- Brief
Quote each record exactly, please, leaving none out.

- Excerpted data
******

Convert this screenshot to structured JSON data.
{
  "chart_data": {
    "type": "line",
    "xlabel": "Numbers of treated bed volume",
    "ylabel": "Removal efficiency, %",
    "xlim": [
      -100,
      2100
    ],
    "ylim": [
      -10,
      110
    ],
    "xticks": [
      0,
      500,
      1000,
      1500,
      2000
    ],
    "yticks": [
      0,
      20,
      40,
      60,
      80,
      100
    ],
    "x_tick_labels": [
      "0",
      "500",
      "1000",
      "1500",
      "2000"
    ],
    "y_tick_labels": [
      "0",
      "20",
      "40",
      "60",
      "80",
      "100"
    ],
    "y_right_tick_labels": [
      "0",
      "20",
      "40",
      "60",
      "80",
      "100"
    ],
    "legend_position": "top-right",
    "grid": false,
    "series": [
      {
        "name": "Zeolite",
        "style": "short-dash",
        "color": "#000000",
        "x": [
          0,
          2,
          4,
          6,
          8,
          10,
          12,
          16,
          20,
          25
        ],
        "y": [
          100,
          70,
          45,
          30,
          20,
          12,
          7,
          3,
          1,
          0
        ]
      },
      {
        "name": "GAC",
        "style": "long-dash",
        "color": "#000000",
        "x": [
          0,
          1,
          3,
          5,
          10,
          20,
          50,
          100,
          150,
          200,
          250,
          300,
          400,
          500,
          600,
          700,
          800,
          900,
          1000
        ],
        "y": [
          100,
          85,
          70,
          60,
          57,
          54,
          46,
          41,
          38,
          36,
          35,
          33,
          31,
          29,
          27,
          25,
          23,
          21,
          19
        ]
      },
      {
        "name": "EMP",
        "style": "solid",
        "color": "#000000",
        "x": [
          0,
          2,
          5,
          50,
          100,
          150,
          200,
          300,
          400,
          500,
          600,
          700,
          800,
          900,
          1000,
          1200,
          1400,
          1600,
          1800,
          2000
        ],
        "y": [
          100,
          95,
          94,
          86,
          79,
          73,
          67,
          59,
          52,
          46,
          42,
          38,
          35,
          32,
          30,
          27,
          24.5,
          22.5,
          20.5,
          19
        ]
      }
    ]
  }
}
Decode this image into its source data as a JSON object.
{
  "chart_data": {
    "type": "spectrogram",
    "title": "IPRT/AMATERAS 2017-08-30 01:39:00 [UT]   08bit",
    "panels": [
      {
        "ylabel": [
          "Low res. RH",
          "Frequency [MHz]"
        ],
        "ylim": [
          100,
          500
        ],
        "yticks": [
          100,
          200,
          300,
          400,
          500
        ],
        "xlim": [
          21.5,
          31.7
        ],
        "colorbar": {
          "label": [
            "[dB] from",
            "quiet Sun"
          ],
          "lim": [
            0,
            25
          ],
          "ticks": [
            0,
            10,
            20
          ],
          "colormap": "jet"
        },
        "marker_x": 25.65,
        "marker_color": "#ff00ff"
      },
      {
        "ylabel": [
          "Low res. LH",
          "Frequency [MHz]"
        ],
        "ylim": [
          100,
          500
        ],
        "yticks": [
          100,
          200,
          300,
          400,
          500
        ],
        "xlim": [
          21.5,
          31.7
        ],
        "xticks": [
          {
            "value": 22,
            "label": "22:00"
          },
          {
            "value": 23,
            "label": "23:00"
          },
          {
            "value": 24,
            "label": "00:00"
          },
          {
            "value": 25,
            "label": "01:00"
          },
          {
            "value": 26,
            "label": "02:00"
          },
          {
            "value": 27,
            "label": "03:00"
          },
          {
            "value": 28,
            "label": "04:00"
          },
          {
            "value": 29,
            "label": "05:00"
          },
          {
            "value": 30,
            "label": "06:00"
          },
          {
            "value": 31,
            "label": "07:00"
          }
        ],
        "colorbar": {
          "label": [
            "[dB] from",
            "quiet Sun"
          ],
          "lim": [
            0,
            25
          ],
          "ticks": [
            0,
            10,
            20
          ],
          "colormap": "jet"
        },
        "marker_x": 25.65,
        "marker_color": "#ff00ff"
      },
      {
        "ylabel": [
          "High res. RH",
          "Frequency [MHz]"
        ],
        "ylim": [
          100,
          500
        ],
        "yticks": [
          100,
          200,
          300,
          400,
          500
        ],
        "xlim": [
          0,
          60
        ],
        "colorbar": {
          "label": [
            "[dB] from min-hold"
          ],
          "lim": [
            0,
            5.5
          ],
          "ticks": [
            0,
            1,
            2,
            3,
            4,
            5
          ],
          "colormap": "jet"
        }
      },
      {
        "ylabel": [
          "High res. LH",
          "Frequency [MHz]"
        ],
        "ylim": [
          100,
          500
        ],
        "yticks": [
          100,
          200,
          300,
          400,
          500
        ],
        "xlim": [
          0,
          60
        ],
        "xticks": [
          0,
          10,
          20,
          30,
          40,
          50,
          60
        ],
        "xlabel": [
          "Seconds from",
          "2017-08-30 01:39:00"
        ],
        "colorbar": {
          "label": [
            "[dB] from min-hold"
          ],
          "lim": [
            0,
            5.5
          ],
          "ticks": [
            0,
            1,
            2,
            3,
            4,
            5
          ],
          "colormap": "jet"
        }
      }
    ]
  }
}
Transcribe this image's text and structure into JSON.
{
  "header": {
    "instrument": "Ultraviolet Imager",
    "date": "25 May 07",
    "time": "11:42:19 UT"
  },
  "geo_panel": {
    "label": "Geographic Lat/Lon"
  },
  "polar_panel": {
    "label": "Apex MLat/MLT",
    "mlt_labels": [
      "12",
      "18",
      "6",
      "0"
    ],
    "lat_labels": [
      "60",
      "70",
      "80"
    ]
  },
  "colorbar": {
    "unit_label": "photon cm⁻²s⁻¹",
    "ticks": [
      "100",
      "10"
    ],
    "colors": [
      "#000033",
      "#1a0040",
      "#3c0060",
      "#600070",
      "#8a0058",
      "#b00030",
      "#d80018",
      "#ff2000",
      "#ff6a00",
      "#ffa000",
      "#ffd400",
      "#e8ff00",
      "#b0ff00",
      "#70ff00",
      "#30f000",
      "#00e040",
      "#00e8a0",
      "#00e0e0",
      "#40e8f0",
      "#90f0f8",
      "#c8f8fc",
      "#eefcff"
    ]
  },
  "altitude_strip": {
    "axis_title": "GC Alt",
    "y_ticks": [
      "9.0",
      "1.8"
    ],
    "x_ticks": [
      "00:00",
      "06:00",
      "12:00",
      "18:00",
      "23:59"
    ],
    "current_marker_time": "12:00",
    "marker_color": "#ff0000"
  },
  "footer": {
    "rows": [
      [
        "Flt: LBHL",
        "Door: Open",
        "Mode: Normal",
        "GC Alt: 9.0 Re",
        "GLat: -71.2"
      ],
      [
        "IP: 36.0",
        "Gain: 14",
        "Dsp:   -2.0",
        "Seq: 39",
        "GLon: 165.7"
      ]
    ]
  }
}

******

- Result of the task
Convert this screenshot to structured JSON data.
{
  "chart_data": {
    "type": "line",
    "xlabel": "Numbers of treated bed volume",
    "ylabel": "Removal efficiency, %",
    "xlim": [
      -100,
      2100
    ],
    "ylim": [
      -10,
      110
    ],
    "xticks": [
      0,
      500,
      1000,
      1500,
      2000
    ],
    "yticks": [
      0,
      20,
      40,
      60,
      80,
      100
    ],
    "x_tick_labels": [
      "0",
      "500",
      "1000",
      "1500",
      "2000"
    ],
    "y_tick_labels": [
      "0",
      "20",
      "40",
      "60",
      "80",
      "100"
    ],
    "y_right_tick_labels": [
      "0",
      "20",
      "40",
      "60",
      "80",
      "100"
    ],
    "legend_position": "top-right",
    "grid": false,
    "series": [
      {
        "name": "Zeolite",
        "style": "short-dash",
        "color": "#000000",
        "x": [
          0,
          2,
          4,
          6,
          8,
          10,
          12,
          16,
          20,
          25
        ],
        "y": [
          100,
          70,
          45,
          30,
          20,
          12,
          7,
          3,
          1,
          0
        ]
      },
      {
        "name": "GAC",
        "style": "long-dash",
        "color": "#000000",
        "x": [
          0,
          1,
          3,
          5,
          10,
          20,
          50,
          100,
          150,
          200,
          250,
          300,
          400,
          500,
          600,
          700,
          800,
          900,
          1000
        ],
        "y": [
          100,
          85,
          70,
          60,
          57,
          54,
          46,
          41,
          38,
          36,
          35,
          33,
          31,
          29,
          27,
          25,
          23,
          21,
          19
        ]
      },
      {
        "name": "EMP",
        "style": "solid",
        "color": "#000000",
        "x": [
          0,
          2,
          5,
          50,
          100,
          150,
          200,
          300,
          400,
          500,
          600,
          700,
          800,
          900,
          1000,
          1200,
          1400,
          1600,
          1800,
          2000
        ],
        "y": [
          100,
          95,
          94,
          86,
          79,
          73,
          67,
          59,
          52,
          46,
          42,
          38,
          35,
          32,
          30,
          27,
          24.5,
          22.5,
          20.5,
          19
        ]
      }
    ]
  }
}
Decode this image into its source data as a JSON object.
{
  "chart_data": {
    "type": "spectrogram",
    "title": "IPRT/AMATERAS 2017-08-30 01:39:00 [UT]   08bit",
    "panels": [
      {
        "ylabel": [
          "Low res. RH",
          "Frequency [MHz]"
        ],
        "ylim": [
          100,
          500
        ],
        "yticks": [
          100,
          200,
          300,
          400,
          500
        ],
        "xlim": [
          21.5,
          31.7
        ],
        "colorbar": {
          "label": [
            "[dB] from",
            "quiet Sun"
          ],
          "lim": [
            0,
            25
          ],
          "ticks": [
            0,
            10,
            20
          ],
          "colormap": "jet"
        },
        "marker_x": 25.65,
        "marker_color": "#ff00ff"
      },
      {
        "ylabel": [
          "Low res. LH",
          "Frequency [MHz]"
        ],
        "ylim": [
          100,
          500
        ],
        "yticks": [
          100,
          200,
          300,
          400,
          500
        ],
        "xlim": [
          21.5,
          31.7
        ],
        "xticks": [
          {
            "value": 22,
            "label": "22:00"
          },
          {
            "value": 23,
            "label": "23:00"
          },
          {
            "value": 24,
            "label": "00:00"
          },
          {
            "value": 25,
            "label": "01:00"
          },
          {
            "value": 26,
            "label": "02:00"
          },
          {
            "value": 27,
            "label": "03:00"
          },
          {
            "value": 28,
            "label": "04:00"
          },
          {
            "value": 29,
            "label": "05:00"
          },
          {
            "value": 30,
            "label": "06:00"
          },
          {
            "value": 31,
            "label": "07:00"
          }
        ],
        "colorbar": {
          "label": [
            "[dB] from",
            "quiet Sun"
          ],
          "lim": [
            0,
            25
          ],
          "ticks": [
            0,
            10,
            20
          ],
          "colormap": "jet"
        },
        "marker_x": 25.65,
        "marker_color": "#ff00ff"
      },
      {
        "ylabel": [
          "High res. RH",
          "Frequency [MHz]"
        ],
        "ylim": [
          100,
          500
        ],
        "yticks": [
          100,
          200,
          300,
          400,
          500
        ],
        "xlim": [
          0,
          60
        ],
        "colorbar": {
          "label": [
            "[dB] from min-hold"
          ],
          "lim": [
            0,
            5.5
          ],
          "ticks": [
            0,
            1,
            2,
            3,
            4,
            5
          ],
          "colormap": "jet"
        }
      },
      {
        "ylabel": [
          "High res. LH",
          "Frequency [MHz]"
        ],
        "ylim": [
          100,
          500
        ],
        "yticks": [
          100,
          200,
          300,
          400,
          500
        ],
        "xlim": [
          0,
          60
        ],
        "xticks": [
          0,
          10,
          20,
          30,
          40,
          50,
          60
        ],
        "xlabel": [
          "Seconds from",
          "2017-08-30 01:39:00"
        ],
        "colorbar": {
          "label": [
            "[dB] from min-hold"
          ],
          "lim": [
            0,
            5.5
          ],
          "ticks": [
            0,
            1,
            2,
            3,
            4,
            5
          ],
          "colormap": "jet"
        }
      }
    ]
  }
}
Transcribe this image's text and structure into JSON.
{
  "header": {
    "instrument": "Ultraviolet Imager",
    "date": "25 May 07",
    "time": "11:42:19 UT"
  },
  "geo_panel": {
    "label": "Geographic Lat/Lon"
  },
  "polar_panel": {
    "label": "Apex MLat/MLT",
    "mlt_labels": [
      "12",
      "18",
      "6",
      "0"
    ],
    "lat_labels": [
      "60",
      "70",
      "80"
    ]
  },
  "colorbar": {
    "unit_label": "photon cm⁻²s⁻¹",
    "ticks": [
      "100",
      "10"
    ],
    "colors": [
      "#000033",
      "#1a0040",
      "#3c0060",
      "#600070",
      "#8a0058",
      "#b00030",
      "#d80018",
      "#ff2000",
      "#ff6a00",
      "#ffa000",
      "#ffd400",
      "#e8ff00",
      "#b0ff00",
      "#70ff00",
      "#30f000",
      "#00e040",
      "#00e8a0",
      "#00e0e0",
      "#40e8f0",
      "#90f0f8",
      "#c8f8fc",
      "#eefcff"
    ]
  },
  "altitude_strip": {
    "axis_title": "GC Alt",
    "y_ticks": [
      "9.0",
      "1.8"
    ],
    "x_ticks": [
      "00:00",
      "06:00",
      "12:00",
      "18:00",
      "23:59"
    ],
    "current_marker_time": "12:00",
    "marker_color": "#ff0000"
  },
  "footer": {
    "rows": [
      [
        "Flt: LBHL",
        "Door: Open",
        "Mode: Normal",
        "GC Alt: 9.0 Re",
        "GLat: -71.2"
      ],
      [
        "IP: 36.0",
        "Gain: 14",
        "Dsp:   -2.0",
        "Seq: 39",
        "GLon: 165.7"
      ]
    ]
  }
}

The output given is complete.